- EXERCISE DATA -
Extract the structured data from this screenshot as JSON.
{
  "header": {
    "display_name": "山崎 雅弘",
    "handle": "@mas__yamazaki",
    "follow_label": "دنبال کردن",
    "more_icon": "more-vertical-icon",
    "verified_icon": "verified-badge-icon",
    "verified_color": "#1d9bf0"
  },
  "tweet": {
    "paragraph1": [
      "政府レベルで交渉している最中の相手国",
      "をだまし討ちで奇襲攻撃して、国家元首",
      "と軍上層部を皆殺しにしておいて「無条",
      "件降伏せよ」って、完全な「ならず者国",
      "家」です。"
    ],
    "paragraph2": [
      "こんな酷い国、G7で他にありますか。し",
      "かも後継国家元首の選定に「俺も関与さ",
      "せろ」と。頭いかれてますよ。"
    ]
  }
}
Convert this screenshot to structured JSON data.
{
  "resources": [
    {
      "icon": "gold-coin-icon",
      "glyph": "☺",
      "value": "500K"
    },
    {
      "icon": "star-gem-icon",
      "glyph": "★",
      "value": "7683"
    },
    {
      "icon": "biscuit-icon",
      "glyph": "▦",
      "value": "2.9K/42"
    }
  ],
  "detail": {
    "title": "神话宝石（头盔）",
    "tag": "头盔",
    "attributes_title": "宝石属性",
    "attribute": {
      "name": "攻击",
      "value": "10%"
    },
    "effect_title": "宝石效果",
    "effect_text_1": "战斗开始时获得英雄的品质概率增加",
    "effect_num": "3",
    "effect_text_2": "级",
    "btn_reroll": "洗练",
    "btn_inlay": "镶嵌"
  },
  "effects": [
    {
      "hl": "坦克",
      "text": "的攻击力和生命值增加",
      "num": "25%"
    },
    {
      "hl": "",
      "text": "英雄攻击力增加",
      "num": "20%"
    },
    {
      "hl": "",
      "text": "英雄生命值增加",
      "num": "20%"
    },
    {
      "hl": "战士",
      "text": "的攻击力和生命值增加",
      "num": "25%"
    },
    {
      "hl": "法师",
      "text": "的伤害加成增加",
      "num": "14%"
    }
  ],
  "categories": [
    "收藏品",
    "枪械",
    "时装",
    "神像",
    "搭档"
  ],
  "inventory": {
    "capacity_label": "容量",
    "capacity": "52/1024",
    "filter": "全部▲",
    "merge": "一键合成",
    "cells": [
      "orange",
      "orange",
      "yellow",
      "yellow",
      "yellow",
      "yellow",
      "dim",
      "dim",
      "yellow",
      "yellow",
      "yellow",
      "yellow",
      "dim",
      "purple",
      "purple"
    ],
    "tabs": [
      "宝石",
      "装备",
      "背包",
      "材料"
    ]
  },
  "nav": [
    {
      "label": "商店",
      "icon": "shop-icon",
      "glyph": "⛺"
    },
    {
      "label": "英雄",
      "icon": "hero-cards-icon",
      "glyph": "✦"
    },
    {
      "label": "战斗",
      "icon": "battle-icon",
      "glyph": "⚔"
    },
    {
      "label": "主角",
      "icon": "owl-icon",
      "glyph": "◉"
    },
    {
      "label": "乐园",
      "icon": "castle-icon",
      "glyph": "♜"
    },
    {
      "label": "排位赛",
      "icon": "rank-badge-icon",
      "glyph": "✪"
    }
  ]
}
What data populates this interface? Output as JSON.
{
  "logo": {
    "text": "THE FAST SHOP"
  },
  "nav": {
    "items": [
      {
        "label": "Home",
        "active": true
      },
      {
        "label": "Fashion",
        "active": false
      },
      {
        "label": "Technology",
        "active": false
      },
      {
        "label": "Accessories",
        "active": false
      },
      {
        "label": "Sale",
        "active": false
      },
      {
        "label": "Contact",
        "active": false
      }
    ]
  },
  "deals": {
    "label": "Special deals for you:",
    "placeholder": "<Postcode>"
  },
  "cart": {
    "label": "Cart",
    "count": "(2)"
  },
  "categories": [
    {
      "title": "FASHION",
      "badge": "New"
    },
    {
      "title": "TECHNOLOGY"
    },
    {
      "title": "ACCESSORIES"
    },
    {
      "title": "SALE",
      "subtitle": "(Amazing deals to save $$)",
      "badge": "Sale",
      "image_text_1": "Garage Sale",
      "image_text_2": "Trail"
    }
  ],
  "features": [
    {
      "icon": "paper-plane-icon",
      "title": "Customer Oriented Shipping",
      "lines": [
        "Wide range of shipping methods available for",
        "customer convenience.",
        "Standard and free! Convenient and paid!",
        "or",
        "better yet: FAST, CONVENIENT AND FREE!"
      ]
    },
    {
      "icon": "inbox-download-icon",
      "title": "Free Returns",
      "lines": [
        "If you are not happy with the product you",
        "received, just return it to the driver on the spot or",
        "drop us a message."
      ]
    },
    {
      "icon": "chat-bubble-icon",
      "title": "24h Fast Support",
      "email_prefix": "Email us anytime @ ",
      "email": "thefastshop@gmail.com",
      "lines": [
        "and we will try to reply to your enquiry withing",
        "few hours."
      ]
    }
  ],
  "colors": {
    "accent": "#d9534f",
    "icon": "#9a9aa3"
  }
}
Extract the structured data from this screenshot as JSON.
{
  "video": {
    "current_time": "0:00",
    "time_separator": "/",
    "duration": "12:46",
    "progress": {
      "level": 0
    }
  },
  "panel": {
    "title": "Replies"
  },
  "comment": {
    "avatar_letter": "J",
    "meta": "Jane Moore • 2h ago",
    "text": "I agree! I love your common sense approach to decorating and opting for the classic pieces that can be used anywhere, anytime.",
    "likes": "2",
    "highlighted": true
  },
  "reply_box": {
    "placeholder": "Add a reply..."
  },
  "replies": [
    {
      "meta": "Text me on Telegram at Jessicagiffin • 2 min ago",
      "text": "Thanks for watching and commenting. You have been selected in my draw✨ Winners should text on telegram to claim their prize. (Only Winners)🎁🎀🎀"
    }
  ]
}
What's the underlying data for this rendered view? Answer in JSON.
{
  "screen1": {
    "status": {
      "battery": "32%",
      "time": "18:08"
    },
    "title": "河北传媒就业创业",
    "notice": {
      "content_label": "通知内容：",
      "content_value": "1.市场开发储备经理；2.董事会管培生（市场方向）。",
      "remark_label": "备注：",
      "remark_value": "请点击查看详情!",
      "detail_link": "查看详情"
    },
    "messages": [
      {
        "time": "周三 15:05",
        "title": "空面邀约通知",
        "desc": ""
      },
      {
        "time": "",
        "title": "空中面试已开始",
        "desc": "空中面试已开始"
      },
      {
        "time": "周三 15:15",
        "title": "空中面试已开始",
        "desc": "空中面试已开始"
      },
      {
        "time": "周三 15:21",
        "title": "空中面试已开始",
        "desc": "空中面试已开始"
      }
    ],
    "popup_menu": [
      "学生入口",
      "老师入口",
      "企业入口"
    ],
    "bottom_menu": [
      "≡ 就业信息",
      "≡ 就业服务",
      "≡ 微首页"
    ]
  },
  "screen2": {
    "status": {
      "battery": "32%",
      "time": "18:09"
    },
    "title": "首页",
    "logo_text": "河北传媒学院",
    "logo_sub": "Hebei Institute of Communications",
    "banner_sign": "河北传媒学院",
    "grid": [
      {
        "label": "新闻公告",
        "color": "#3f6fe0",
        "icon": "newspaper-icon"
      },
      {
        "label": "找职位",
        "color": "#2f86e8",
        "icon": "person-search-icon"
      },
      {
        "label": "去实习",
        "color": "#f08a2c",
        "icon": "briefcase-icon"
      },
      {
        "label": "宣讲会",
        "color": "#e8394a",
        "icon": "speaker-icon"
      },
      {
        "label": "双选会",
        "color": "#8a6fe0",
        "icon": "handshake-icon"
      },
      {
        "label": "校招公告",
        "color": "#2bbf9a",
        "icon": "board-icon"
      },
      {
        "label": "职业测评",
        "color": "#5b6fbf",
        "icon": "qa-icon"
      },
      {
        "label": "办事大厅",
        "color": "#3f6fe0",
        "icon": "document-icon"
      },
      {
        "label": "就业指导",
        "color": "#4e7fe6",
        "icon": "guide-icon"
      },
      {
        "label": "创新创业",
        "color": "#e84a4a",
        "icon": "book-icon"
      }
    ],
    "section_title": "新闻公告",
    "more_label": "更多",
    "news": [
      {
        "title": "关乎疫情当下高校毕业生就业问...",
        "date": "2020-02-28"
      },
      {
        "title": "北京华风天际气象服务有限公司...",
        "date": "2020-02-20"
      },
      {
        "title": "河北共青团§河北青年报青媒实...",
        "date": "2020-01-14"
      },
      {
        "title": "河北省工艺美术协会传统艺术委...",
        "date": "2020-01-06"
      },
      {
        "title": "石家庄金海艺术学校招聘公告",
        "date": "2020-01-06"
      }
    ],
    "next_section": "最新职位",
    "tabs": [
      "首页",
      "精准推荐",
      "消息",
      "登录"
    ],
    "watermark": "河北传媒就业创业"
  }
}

- STATED GOAL -
Collect the complete line wherever the string "meta" appears in the records.

- FULL OUTPUT -
    "meta": "Jane Moore • 2h ago",
      "meta": "Text me on Telegram at Jessicagiffin • 2 min ago",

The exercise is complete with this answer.